Provided records —

****************************************

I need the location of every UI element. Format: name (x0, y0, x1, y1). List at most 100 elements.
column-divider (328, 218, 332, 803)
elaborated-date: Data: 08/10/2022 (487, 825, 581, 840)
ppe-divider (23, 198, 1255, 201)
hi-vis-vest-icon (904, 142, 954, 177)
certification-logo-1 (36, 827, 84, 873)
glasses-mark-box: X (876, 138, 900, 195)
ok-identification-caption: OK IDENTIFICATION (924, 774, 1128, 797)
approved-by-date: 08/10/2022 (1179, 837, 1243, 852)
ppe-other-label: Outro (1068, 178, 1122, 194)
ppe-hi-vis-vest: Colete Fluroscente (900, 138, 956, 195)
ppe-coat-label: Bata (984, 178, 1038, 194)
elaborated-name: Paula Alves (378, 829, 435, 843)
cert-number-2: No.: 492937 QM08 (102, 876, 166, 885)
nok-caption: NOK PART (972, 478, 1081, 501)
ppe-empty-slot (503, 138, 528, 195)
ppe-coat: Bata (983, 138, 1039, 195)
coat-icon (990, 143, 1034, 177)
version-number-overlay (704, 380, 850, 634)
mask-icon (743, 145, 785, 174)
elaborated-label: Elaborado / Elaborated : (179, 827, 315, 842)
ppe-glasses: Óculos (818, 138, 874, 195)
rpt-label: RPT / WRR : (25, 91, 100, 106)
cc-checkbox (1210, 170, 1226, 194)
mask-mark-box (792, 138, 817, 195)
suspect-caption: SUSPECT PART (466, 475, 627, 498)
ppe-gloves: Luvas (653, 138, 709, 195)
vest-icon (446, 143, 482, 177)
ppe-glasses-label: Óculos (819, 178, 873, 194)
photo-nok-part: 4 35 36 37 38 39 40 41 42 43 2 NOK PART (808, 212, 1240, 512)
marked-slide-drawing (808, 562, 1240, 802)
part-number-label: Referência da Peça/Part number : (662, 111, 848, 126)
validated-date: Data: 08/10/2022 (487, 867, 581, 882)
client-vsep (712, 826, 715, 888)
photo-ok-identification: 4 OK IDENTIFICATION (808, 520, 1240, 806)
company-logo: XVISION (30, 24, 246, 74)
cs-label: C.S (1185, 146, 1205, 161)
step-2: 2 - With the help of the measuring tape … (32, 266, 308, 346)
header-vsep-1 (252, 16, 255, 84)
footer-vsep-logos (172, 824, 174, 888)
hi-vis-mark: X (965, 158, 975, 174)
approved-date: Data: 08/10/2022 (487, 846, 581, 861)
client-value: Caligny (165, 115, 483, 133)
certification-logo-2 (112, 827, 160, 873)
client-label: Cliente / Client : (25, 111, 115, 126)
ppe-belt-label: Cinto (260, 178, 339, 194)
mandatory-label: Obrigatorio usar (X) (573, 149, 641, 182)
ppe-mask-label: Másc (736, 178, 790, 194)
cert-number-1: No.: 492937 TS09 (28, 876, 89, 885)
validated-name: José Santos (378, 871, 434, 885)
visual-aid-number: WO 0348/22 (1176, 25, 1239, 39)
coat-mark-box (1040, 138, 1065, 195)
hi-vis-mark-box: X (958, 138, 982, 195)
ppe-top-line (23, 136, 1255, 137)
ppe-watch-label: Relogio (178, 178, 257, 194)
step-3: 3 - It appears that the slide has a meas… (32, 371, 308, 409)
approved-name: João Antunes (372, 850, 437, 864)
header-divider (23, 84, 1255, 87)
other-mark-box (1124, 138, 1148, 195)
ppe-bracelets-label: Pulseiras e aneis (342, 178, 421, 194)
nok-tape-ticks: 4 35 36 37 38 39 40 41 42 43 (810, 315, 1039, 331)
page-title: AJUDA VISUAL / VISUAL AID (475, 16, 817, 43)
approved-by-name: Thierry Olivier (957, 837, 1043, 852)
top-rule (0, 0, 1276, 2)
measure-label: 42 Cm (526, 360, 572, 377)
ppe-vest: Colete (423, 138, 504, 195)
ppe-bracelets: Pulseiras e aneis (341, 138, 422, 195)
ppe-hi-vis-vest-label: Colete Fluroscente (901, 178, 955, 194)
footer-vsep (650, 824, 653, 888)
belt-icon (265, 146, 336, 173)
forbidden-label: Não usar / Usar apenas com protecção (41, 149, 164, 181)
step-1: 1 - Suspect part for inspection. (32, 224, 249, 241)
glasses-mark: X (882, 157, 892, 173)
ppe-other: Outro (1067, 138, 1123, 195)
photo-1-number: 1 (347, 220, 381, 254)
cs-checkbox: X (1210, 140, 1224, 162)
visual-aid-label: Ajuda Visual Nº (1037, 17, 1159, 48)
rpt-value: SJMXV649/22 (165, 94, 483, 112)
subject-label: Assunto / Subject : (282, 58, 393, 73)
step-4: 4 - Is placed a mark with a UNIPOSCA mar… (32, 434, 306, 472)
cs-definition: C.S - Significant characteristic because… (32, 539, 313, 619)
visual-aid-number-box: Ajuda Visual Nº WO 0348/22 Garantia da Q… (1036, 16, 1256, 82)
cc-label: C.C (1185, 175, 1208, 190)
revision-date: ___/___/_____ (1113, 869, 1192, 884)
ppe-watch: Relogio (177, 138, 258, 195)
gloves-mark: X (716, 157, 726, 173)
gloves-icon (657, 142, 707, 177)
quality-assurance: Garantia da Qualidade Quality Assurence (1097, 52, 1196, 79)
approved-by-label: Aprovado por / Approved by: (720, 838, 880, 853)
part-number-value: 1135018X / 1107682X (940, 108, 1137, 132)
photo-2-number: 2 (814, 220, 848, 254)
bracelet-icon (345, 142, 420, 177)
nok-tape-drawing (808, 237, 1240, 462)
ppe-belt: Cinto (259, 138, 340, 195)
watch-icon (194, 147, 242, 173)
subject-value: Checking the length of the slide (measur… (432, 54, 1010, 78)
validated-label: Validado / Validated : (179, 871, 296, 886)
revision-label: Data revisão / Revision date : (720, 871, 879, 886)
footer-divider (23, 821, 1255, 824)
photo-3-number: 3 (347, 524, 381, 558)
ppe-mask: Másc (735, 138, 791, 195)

****************************************

Problem statement — Please copy out every line of the listing above exactly as it appears.

Solution to this problem —
I need the location of every UI element. Format: name (x0, y0, x1, y1). List at most 100 elements.
column-divider (328, 218, 332, 803)
elaborated-date: Data: 08/10/2022 (487, 825, 581, 840)
ppe-divider (23, 198, 1255, 201)
hi-vis-vest-icon (904, 142, 954, 177)
certification-logo-1 (36, 827, 84, 873)
glasses-mark-box: X (876, 138, 900, 195)
ok-identification-caption: OK IDENTIFICATION (924, 774, 1128, 797)
approved-by-date: 08/10/2022 (1179, 837, 1243, 852)
ppe-other-label: Outro (1068, 178, 1122, 194)
ppe-hi-vis-vest: Colete Fluroscente (900, 138, 956, 195)
ppe-coat-label: Bata (984, 178, 1038, 194)
elaborated-name: Paula Alves (378, 829, 435, 843)
cert-number-2: No.: 492937 QM08 (102, 876, 166, 885)
nok-caption: NOK PART (972, 478, 1081, 501)
ppe-empty-slot (503, 138, 528, 195)
ppe-coat: Bata (983, 138, 1039, 195)
coat-icon (990, 143, 1034, 177)
version-number-overlay (704, 380, 850, 634)
mask-icon (743, 145, 785, 174)
elaborated-label: Elaborado / Elaborated : (179, 827, 315, 842)
ppe-glasses: Óculos (818, 138, 874, 195)
rpt-label: RPT / WRR : (25, 91, 100, 106)
cc-checkbox (1210, 170, 1226, 194)
mask-mark-box (792, 138, 817, 195)
suspect-caption: SUSPECT PART (466, 475, 627, 498)
ppe-gloves: Luvas (653, 138, 709, 195)
vest-icon (446, 143, 482, 177)
ppe-glasses-label: Óculos (819, 178, 873, 194)
photo-nok-part: 4 35 36 37 38 39 40 41 42 43 2 NOK PART (808, 212, 1240, 512)
marked-slide-drawing (808, 562, 1240, 802)
part-number-label: Referência da Peça/Part number : (662, 111, 848, 126)
validated-date: Data: 08/10/2022 (487, 867, 581, 882)
client-vsep (712, 826, 715, 888)
photo-ok-identification: 4 OK IDENTIFICATION (808, 520, 1240, 806)
company-logo: XVISION (30, 24, 246, 74)
cs-label: C.S (1185, 146, 1205, 161)
step-2: 2 - With the help of the measuring tape … (32, 266, 308, 346)
header-vsep-1 (252, 16, 255, 84)
footer-vsep-logos (172, 824, 174, 888)
hi-vis-mark: X (965, 158, 975, 174)
approved-date: Data: 08/10/2022 (487, 846, 581, 861)
client-value: Caligny (165, 115, 483, 133)
certification-logo-2 (112, 827, 160, 873)
client-label: Cliente / Client : (25, 111, 115, 126)
ppe-belt-label: Cinto (260, 178, 339, 194)
mandatory-label: Obrigatorio usar (X) (573, 149, 641, 182)
ppe-mask-label: Másc (736, 178, 790, 194)
cert-number-1: No.: 492937 TS09 (28, 876, 89, 885)
validated-name: José Santos (378, 871, 434, 885)
visual-aid-number: WO 0348/22 (1176, 25, 1239, 39)
coat-mark-box (1040, 138, 1065, 195)
hi-vis-mark-box: X (958, 138, 982, 195)
ppe-top-line (23, 136, 1255, 137)
ppe-watch-label: Relogio (178, 178, 257, 194)
step-3: 3 - It appears that the slide has a meas… (32, 371, 308, 409)
approved-name: João Antunes (372, 850, 437, 864)
header-divider (23, 84, 1255, 87)
other-mark-box (1124, 138, 1148, 195)
ppe-bracelets-label: Pulseiras e aneis (342, 178, 421, 194)
nok-tape-ticks: 4 35 36 37 38 39 40 41 42 43 (810, 315, 1039, 331)
page-title: AJUDA VISUAL / VISUAL AID (475, 16, 817, 43)
approved-by-name: Thierry Olivier (957, 837, 1043, 852)
top-rule (0, 0, 1276, 2)
measure-label: 42 Cm (526, 360, 572, 377)
ppe-vest: Colete (423, 138, 504, 195)
ppe-bracelets: Pulseiras e aneis (341, 138, 422, 195)
ppe-hi-vis-vest-label: Colete Fluroscente (901, 178, 955, 194)
footer-vsep (650, 824, 653, 888)
belt-icon (265, 146, 336, 173)
forbidden-label: Não usar / Usar apenas com protecção (41, 149, 164, 181)
step-1: 1 - Suspect part for inspection. (32, 224, 249, 241)
glasses-mark: X (882, 157, 892, 173)
ppe-other: Outro (1067, 138, 1123, 195)
photo-1-number: 1 (347, 220, 381, 254)
cs-checkbox: X (1210, 140, 1224, 162)
visual-aid-label: Ajuda Visual Nº (1037, 17, 1159, 48)
rpt-value: SJMXV649/22 (165, 94, 483, 112)
subject-label: Assunto / Subject : (282, 58, 393, 73)
step-4: 4 - Is placed a mark with a UNIPOSCA mar… (32, 434, 306, 472)
cs-definition: C.S - Significant characteristic because… (32, 539, 313, 619)
visual-aid-number-box: Ajuda Visual Nº WO 0348/22 Garantia da Q… (1036, 16, 1256, 82)
cc-label: C.C (1185, 175, 1208, 190)
revision-date: ___/___/_____ (1113, 869, 1192, 884)
ppe-watch: Relogio (177, 138, 258, 195)
gloves-mark: X (716, 157, 726, 173)
gloves-icon (657, 142, 707, 177)
quality-assurance: Garantia da Qualidade Quality Assurence (1097, 52, 1196, 79)
approved-by-label: Aprovado por / Approved by: (720, 838, 880, 853)
part-number-value: 1135018X / 1107682X (940, 108, 1137, 132)
photo-2-number: 2 (814, 220, 848, 254)
bracelet-icon (345, 142, 420, 177)
nok-tape-drawing (808, 237, 1240, 462)
ppe-belt: Cinto (259, 138, 340, 195)
watch-icon (194, 147, 242, 173)
subject-value: Checking the length of the slide (measur… (432, 54, 1010, 78)
validated-label: Validado / Validated : (179, 871, 296, 886)
revision-label: Data revisão / Revision date : (720, 871, 879, 886)
footer-divider (23, 821, 1255, 824)
photo-3-number: 3 (347, 524, 381, 558)
ppe-mask: Másc (735, 138, 791, 195)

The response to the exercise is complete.